> _Required task_:
Locate each line containing the string "многоборье" and copy it out.

[Saved data entries]
──────

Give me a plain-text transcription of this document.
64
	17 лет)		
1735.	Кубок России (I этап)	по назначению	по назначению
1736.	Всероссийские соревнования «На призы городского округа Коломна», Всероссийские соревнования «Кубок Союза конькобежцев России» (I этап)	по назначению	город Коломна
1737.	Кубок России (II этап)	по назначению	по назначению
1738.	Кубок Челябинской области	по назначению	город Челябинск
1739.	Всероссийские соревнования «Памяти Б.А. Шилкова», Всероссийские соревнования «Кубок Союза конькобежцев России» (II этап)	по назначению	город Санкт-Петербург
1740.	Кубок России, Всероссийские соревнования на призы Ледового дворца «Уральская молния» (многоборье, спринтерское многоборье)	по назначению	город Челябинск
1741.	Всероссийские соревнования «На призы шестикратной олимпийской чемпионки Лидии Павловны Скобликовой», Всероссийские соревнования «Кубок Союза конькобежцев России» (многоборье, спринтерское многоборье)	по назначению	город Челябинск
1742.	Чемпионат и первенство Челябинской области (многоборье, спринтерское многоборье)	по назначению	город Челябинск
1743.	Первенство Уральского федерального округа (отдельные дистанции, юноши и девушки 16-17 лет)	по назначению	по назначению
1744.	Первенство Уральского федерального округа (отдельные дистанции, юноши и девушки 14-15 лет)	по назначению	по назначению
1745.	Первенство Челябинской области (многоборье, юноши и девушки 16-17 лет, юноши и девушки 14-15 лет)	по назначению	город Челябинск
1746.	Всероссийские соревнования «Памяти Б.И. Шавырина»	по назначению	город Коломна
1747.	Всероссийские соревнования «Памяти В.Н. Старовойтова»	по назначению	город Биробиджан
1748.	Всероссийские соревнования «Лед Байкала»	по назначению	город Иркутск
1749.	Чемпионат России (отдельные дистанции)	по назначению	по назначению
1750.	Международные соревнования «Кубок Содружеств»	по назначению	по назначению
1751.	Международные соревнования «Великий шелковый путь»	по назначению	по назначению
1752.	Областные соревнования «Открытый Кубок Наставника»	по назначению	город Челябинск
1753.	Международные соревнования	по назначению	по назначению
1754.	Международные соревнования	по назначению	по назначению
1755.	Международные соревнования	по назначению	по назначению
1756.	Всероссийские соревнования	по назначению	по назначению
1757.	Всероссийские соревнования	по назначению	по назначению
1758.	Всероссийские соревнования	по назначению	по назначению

──────

> _Result for this exercise_:
1740.	Кубок России, Всероссийские соревнования на призы Ледового дворца «Уральская молния» (многоборье, спринтерское многоборье)	по назначению	город Челябинск
1741.	Всероссийские соревнования «На призы шестикратной олимпийской чемпионки Лидии Павловны Скобликовой», Всероссийские соревнования «Кубок Союза конькобежцев России» (многоборье, спринтерское многоборье)	по назначению	город Челябинск
1742.	Чемпионат и первенство Челябинской области (многоборье, спринтерское многоборье)	по назначению	город Челябинск
1745.	Первенство Челябинской области (многоборье, юноши и девушки 16-17 лет, юноши и девушки 14-15 лет)	по назначению	город Челябинск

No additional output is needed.